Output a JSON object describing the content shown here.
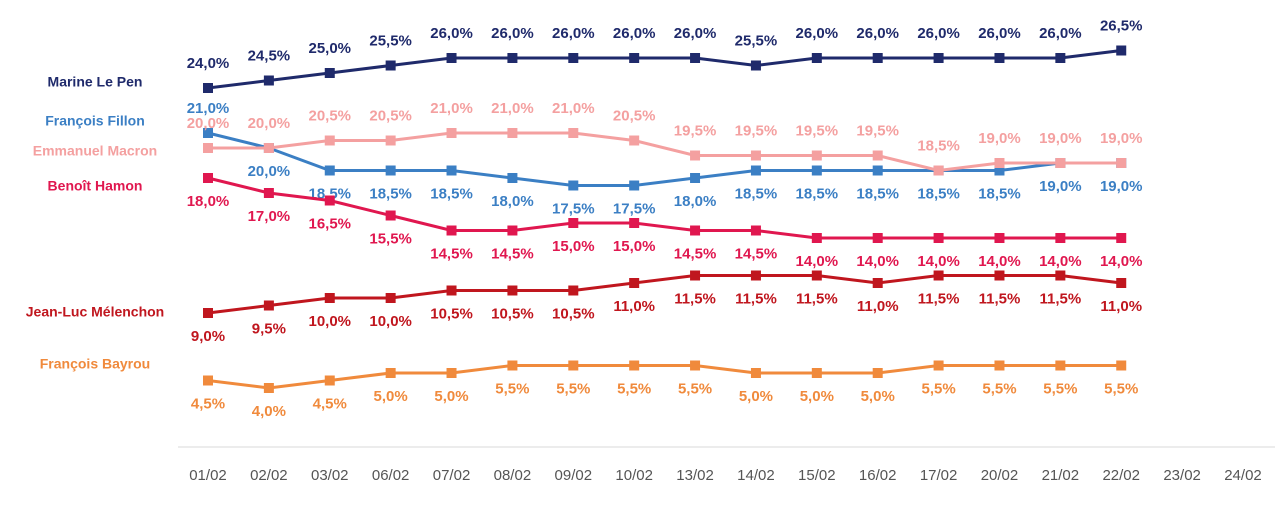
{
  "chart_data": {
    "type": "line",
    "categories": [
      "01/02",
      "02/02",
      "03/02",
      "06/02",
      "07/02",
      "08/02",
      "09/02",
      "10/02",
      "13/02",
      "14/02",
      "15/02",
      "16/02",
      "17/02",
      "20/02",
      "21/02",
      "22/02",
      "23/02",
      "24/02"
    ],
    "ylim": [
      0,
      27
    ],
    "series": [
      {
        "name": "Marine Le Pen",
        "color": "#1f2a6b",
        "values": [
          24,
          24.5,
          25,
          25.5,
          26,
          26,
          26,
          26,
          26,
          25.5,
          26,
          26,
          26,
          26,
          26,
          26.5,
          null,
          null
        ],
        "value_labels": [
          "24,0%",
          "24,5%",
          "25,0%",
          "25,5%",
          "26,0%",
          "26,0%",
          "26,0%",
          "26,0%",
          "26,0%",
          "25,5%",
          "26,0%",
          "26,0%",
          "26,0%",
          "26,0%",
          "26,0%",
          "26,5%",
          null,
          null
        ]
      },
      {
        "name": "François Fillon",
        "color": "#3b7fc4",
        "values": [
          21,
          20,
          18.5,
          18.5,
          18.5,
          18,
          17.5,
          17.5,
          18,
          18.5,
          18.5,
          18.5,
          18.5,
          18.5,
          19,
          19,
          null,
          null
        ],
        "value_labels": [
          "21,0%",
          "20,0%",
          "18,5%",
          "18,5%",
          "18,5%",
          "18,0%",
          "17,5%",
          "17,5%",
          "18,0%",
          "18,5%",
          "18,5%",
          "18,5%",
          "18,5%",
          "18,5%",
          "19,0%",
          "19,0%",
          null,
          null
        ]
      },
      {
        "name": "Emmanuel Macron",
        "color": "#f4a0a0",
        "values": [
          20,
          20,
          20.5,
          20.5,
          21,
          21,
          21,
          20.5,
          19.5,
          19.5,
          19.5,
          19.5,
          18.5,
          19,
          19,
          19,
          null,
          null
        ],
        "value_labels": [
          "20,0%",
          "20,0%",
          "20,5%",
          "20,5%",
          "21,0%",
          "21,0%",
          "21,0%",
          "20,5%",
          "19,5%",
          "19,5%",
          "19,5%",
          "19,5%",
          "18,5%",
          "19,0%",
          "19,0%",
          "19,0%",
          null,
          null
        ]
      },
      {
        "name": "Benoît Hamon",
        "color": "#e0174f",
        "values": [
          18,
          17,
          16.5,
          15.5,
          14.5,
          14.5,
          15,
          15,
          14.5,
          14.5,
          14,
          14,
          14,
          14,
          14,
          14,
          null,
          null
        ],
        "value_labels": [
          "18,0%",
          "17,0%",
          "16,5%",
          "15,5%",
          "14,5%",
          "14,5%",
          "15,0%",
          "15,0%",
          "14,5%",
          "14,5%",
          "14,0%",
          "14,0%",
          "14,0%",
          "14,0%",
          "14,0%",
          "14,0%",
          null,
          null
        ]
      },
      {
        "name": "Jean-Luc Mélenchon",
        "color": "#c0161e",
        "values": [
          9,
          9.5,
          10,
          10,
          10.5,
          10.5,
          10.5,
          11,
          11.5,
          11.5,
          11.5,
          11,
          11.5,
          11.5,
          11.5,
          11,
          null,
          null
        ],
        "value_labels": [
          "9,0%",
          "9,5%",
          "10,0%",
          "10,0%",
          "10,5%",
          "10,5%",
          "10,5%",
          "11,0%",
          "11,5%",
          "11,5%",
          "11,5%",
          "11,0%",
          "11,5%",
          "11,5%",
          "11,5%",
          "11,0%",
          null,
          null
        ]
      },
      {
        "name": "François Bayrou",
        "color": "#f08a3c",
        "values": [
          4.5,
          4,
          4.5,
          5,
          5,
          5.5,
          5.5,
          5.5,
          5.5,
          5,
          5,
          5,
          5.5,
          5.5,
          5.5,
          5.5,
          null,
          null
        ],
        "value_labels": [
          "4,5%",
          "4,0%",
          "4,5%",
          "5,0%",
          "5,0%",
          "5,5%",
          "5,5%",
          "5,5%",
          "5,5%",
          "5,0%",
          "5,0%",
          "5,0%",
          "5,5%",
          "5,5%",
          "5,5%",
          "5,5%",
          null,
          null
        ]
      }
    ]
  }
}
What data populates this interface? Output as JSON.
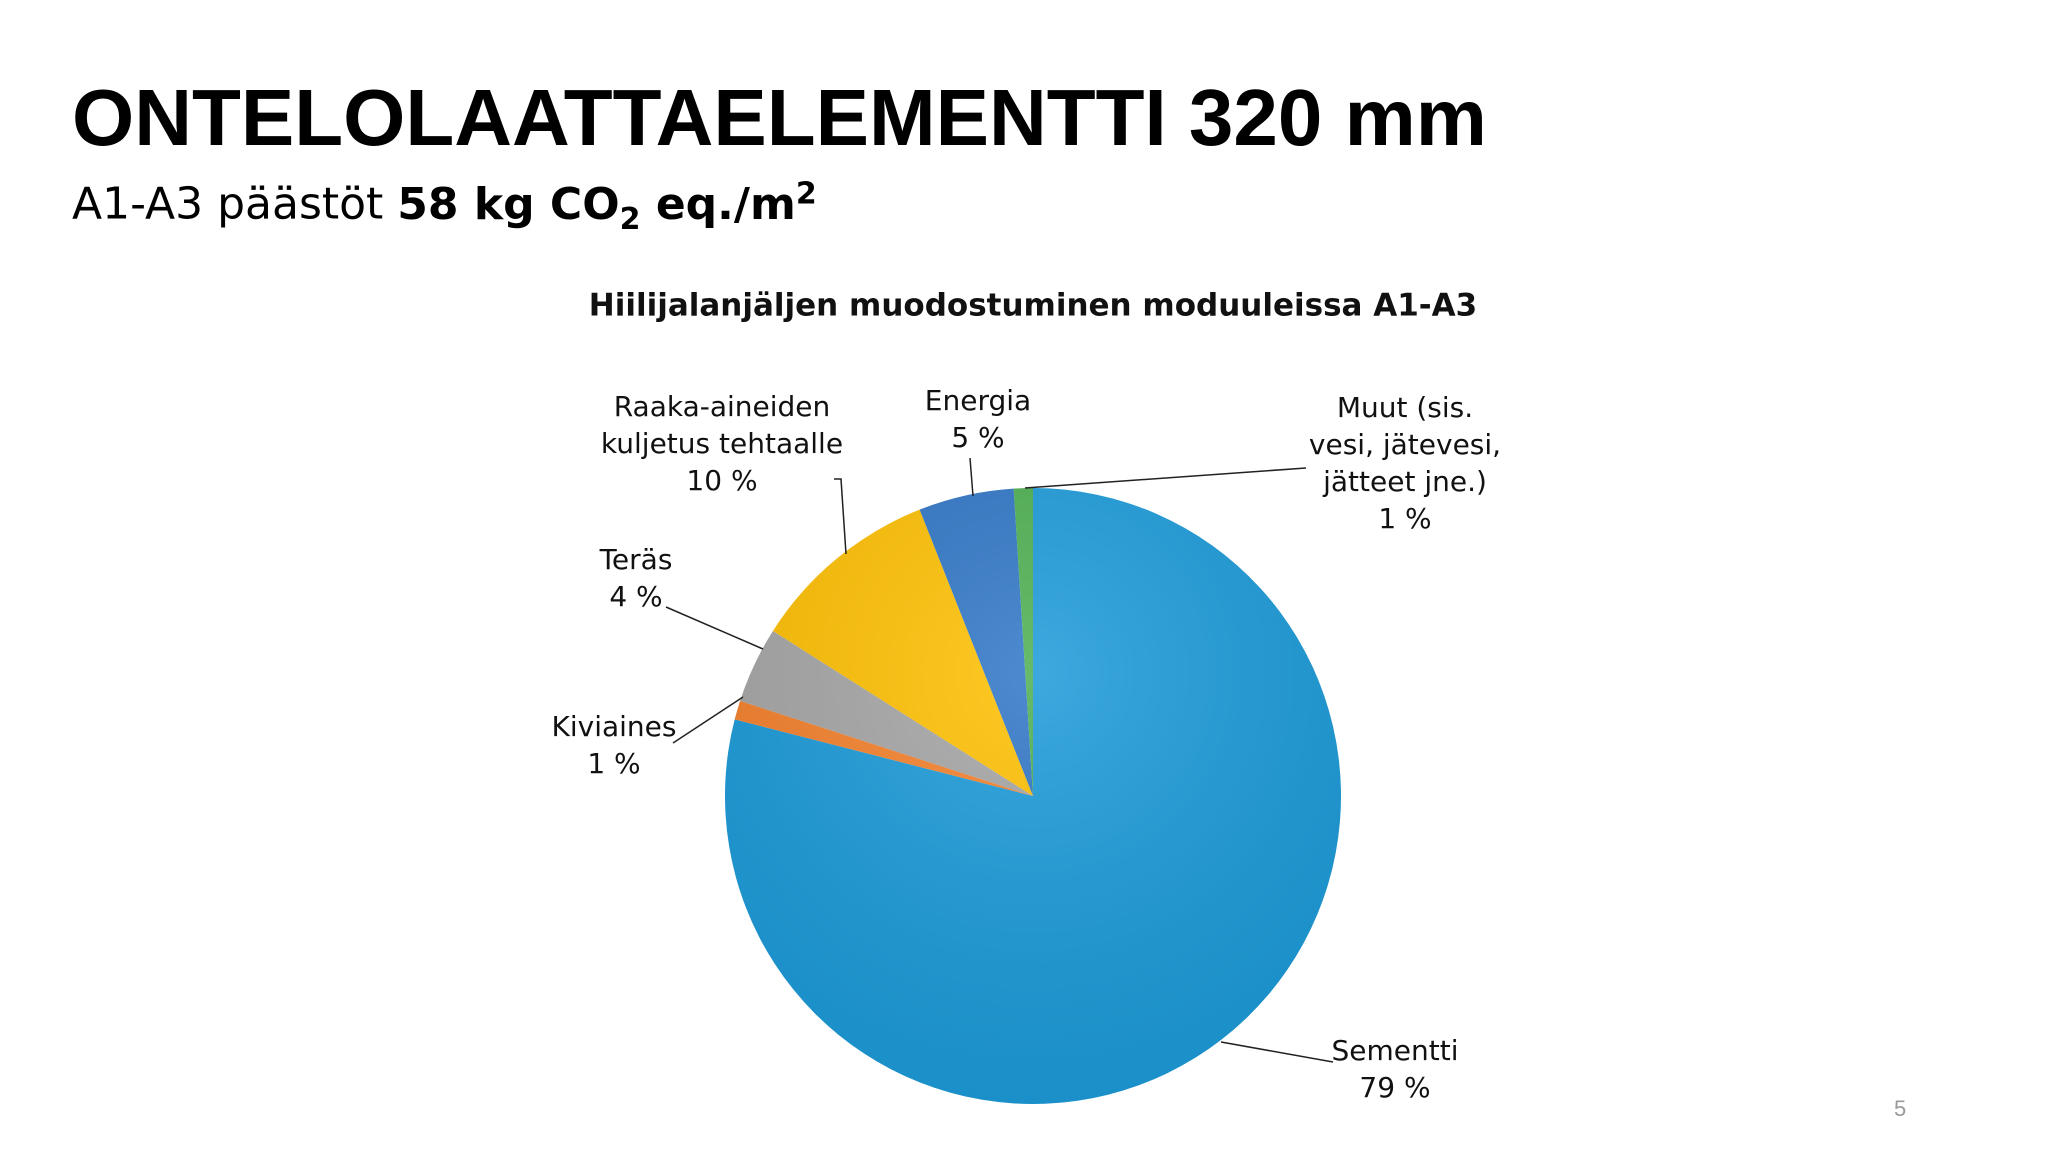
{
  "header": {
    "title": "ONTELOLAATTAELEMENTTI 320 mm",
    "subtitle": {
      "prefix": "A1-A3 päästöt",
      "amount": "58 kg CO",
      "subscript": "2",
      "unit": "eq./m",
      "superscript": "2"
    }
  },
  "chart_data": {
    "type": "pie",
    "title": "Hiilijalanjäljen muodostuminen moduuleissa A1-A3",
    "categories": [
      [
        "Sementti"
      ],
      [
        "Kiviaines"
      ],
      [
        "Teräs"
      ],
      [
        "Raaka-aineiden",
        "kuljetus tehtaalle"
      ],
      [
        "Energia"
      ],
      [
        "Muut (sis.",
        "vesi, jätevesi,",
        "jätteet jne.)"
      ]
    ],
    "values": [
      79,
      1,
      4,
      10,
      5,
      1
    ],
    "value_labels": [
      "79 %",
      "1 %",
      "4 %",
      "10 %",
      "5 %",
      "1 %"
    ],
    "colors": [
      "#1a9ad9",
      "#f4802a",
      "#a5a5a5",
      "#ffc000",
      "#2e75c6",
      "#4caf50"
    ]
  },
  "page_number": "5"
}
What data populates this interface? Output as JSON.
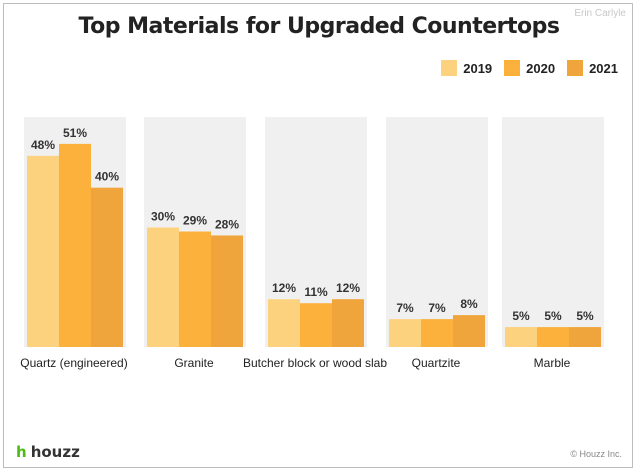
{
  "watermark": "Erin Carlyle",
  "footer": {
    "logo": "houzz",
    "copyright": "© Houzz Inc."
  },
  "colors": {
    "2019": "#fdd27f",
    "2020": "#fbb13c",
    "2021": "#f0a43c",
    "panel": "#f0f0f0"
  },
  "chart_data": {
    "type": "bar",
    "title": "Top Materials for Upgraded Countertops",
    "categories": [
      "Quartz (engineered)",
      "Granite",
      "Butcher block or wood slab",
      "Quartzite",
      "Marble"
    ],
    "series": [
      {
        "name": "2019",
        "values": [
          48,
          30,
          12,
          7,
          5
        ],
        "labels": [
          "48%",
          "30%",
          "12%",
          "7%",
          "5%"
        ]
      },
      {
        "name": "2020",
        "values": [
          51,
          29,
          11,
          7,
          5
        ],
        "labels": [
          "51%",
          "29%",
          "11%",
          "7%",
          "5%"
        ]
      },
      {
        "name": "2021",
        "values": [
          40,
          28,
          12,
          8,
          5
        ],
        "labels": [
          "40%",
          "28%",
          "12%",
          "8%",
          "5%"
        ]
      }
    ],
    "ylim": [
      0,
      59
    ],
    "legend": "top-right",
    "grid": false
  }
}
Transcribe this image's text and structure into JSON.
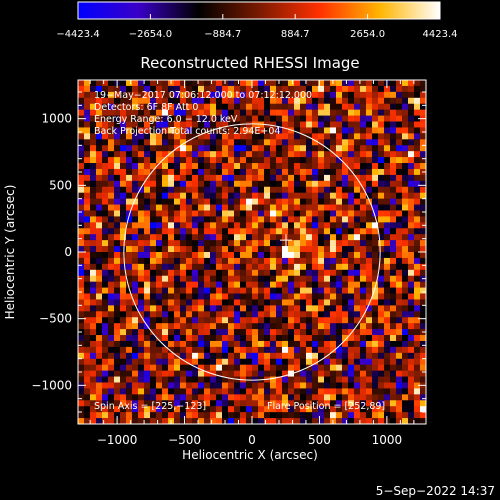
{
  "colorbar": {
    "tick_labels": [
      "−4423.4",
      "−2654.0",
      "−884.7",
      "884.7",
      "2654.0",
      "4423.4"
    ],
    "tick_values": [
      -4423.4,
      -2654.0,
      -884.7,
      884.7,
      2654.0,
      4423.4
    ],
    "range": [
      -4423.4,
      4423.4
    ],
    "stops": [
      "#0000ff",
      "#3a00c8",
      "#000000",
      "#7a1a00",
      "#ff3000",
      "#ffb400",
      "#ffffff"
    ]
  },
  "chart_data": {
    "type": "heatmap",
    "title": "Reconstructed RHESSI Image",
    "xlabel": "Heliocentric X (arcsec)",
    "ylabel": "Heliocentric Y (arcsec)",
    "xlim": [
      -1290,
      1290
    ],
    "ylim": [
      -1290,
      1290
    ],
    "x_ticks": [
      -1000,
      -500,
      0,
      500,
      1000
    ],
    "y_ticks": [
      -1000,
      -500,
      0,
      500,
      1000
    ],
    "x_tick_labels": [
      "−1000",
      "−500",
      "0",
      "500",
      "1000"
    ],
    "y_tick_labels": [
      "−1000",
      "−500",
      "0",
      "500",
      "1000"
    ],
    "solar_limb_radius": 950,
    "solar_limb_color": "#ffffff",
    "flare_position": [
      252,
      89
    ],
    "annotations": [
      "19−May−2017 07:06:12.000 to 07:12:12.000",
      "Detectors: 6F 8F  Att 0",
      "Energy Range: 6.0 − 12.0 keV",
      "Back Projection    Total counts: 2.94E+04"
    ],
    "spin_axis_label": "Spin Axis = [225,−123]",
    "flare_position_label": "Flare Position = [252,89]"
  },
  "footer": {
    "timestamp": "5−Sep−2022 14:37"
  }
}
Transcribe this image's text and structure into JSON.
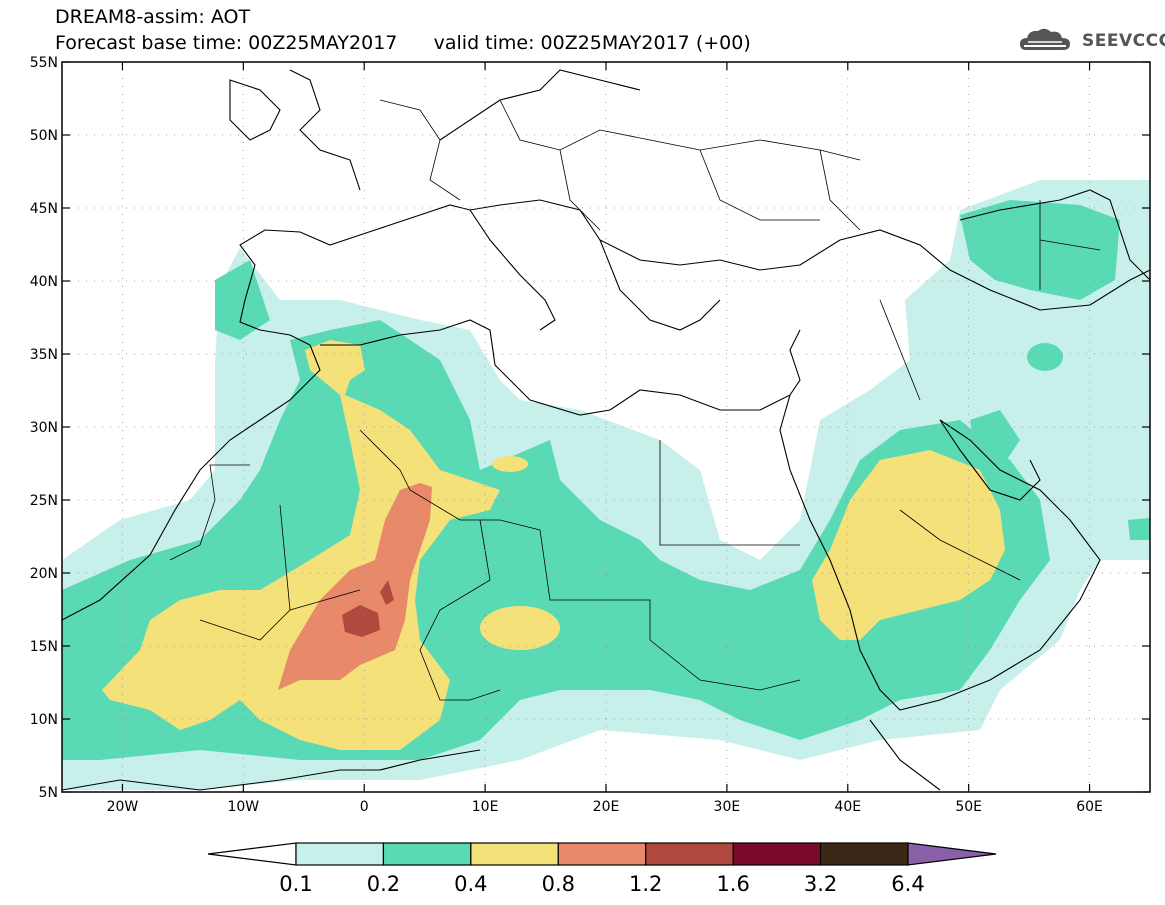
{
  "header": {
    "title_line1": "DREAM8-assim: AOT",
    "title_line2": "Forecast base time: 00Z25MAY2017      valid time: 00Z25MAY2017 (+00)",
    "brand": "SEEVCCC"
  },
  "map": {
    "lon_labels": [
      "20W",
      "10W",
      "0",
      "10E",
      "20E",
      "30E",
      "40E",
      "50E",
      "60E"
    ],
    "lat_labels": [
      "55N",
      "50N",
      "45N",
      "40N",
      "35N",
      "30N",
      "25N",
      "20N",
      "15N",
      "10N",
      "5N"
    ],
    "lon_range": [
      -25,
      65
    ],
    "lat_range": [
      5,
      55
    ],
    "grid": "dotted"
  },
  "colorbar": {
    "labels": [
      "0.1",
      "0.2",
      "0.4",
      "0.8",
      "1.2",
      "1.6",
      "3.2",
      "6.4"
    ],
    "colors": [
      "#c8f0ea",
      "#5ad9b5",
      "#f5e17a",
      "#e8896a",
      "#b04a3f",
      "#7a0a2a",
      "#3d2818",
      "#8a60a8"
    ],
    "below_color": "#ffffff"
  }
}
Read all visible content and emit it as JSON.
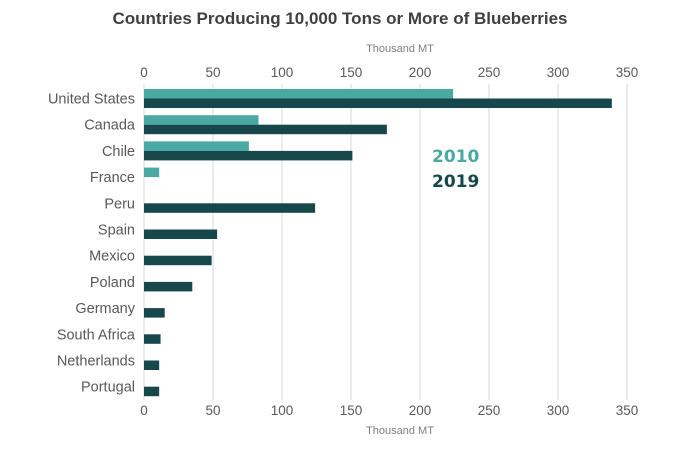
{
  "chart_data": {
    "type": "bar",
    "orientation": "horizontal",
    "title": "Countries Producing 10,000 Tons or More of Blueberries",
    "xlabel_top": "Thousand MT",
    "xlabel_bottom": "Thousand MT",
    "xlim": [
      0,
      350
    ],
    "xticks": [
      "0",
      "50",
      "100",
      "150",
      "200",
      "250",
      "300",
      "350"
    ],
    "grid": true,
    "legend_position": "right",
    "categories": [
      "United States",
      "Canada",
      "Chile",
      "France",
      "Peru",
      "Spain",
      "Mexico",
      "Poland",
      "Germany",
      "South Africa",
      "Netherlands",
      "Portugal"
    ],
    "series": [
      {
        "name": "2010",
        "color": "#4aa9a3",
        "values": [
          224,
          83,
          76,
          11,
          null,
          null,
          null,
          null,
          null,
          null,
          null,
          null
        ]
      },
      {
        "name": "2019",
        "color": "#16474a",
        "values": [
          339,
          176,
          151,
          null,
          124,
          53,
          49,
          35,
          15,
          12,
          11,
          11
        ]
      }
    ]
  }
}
--
To do:
Can you quote exactly, and only, the lines from the one containing "Read all visible content and emit it as JSON." through the last line of the records above, keeping both ends and leaving out any pictures?

Full solution:
Read all visible content and emit it as JSON.
{
  "chart_data": {
    "type": "bar",
    "orientation": "horizontal",
    "title": "Countries Producing 10,000 Tons or More of Blueberries",
    "xlabel_top": "Thousand MT",
    "xlabel_bottom": "Thousand MT",
    "xlim": [
      0,
      350
    ],
    "xticks": [
      "0",
      "50",
      "100",
      "150",
      "200",
      "250",
      "300",
      "350"
    ],
    "grid": true,
    "legend_position": "right",
    "categories": [
      "United States",
      "Canada",
      "Chile",
      "France",
      "Peru",
      "Spain",
      "Mexico",
      "Poland",
      "Germany",
      "South Africa",
      "Netherlands",
      "Portugal"
    ],
    "series": [
      {
        "name": "2010",
        "color": "#4aa9a3",
        "values": [
          224,
          83,
          76,
          11,
          null,
          null,
          null,
          null,
          null,
          null,
          null,
          null
        ]
      },
      {
        "name": "2019",
        "color": "#16474a",
        "values": [
          339,
          176,
          151,
          null,
          124,
          53,
          49,
          35,
          15,
          12,
          11,
          11
        ]
      }
    ]
  }
}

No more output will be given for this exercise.